= The problem =
Search the listing for the string "транспортного" and copy every line that contains it.

(Data excerpts)
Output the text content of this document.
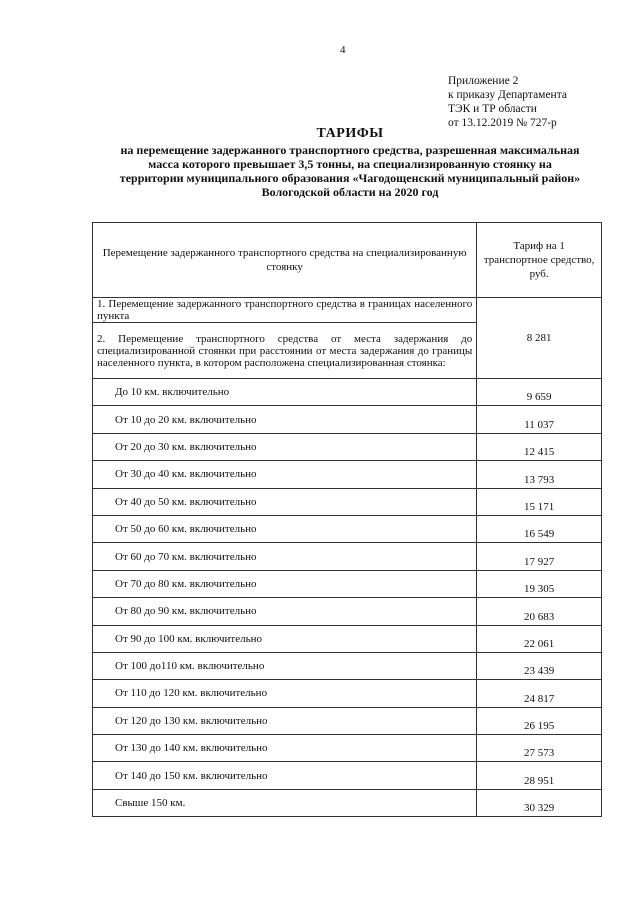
4
Приложение 2
к приказу Департамента
ТЭК и ТР области
от 13.12.2019 № 727-р
ТАРИФЫ
на перемещение задержанного транспортного средства, разрешенная максимальная
масса которого превышает 3,5 тонны, на специализированную стоянку на
территории муниципального образования «Чагодощенский муниципальный район»
Вологодской области на 2020 год
Перемещение задержанного транспортного средства на специализированную стоянку	Тариф на 1 транспортное средство, руб.
1. Перемещение задержанного транспортного средства в границах населенного пункта	8 281
2. Перемещение транспортного средства от места задержания до специализированной стоянки при расстоянии от места задержания до границы населенного пункта, в котором расположена специализированная стоянка:	
До 10 км. включительно	9 659
От 10 до 20 км. включительно	11 037
От 20 до 30 км. включительно	12 415
От 30 до 40 км. включительно	13 793
От 40 до 50 км. включительно	15 171
От 50 до 60 км. включительно	16 549
От 60 до 70 км. включительно	17 927
От 70 до 80 км. включительно	19 305
От 80 до 90 км. включительно	20 683
От 90 до 100 км. включительно	22 061
От 100 до110 км. включительно	23 439
От 110 до 120 км. включительно	24 817
От 120 до 130 км. включительно	26 195
От 130 до 140 км. включительно	27 573
От 140 до 150 км. включительно	28 951
Свыше 150 км.	30 329
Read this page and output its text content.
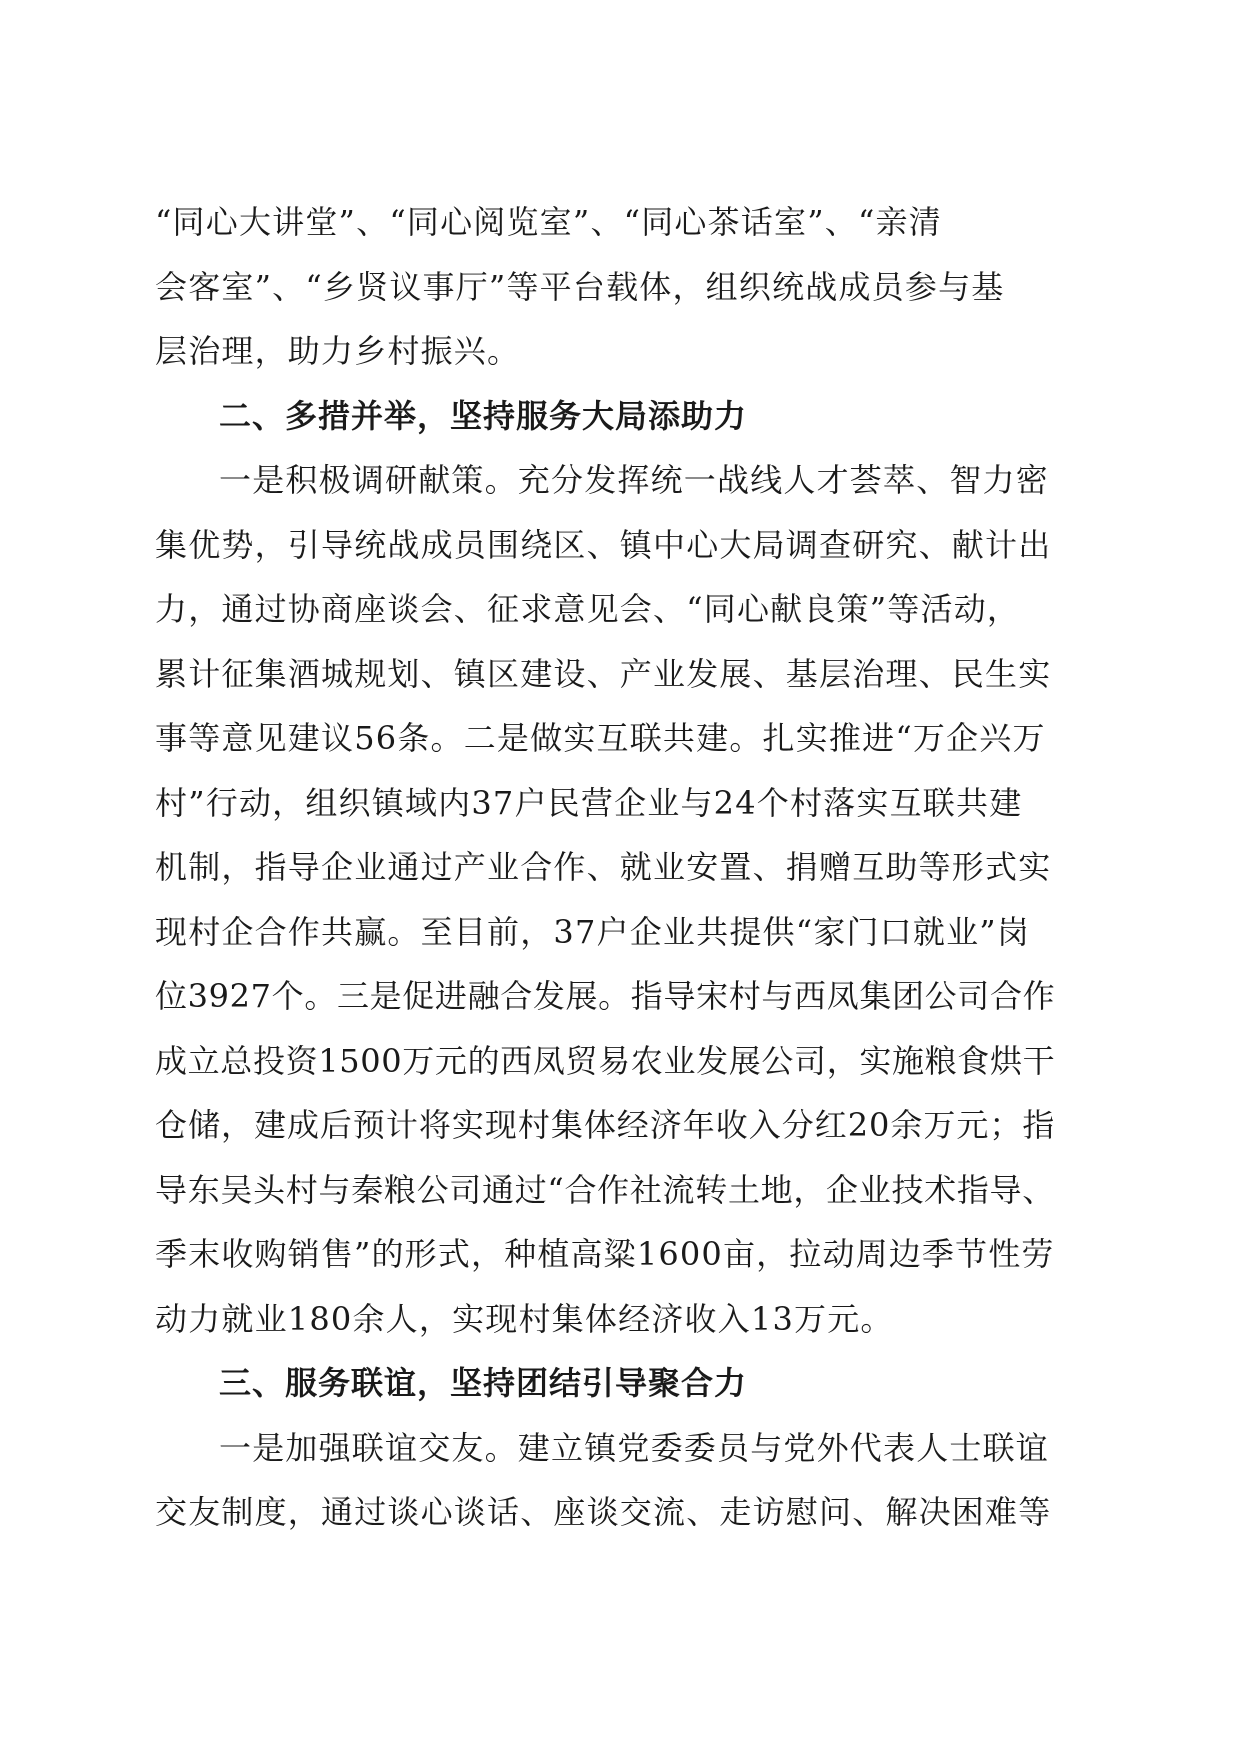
“同心大讲堂”、“同心阅览室”、“同心茶话室”、“亲清
会客室”、“乡贤议事厅”等平台载体，组织统战成员参与基
层治理，助力乡村振兴。
二、多措并举，坚持服务大局添助力
一是积极调研献策。充分发挥统一战线人才荟萃、智力密
集优势，引导统战成员围绕区、镇中心大局调查研究、献计出
力，通过协商座谈会、征求意见会、“同心献良策”等活动，
累计征集酒城规划、镇区建设、产业发展、基层治理、民生实
事等意见建议56条。二是做实互联共建。扎实推进“万企兴万
村”行动，组织镇域内37户民营企业与24个村落实互联共建
机制，指导企业通过产业合作、就业安置、捐赠互助等形式实
现村企合作共赢。至目前，37户企业共提供“家门口就业”岗
位3927个。三是促进融合发展。指导宋村与西凤集团公司合作
成立总投资1500万元的西凤贸易农业发展公司，实施粮食烘干
仓储，建成后预计将实现村集体经济年收入分红20余万元；指
导东吴头村与秦粮公司通过“合作社流转土地，企业技术指导、
季末收购销售”的形式，种植高粱1600亩，拉动周边季节性劳
动力就业180余人，实现村集体经济收入13万元。
三、服务联谊，坚持团结引导聚合力
一是加强联谊交友。建立镇党委委员与党外代表人士联谊
交友制度，通过谈心谈话、座谈交流、走访慰问、解决困难等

= Final answer =
на перемещение задержанного транспортного средства, разрешенная максимальная
Перемещение задержанного транспортного средства на специализированную стоянку	Тариф на 1 транспортное средство, руб.
1. Перемещение задержанного транспортного средства в границах населенного пункта	8 281
2. Перемещение транспортного средства от места задержания до специализированной стоянки при расстоянии от места задержания до границы населенного пункта, в котором расположена специализированная стоянка:	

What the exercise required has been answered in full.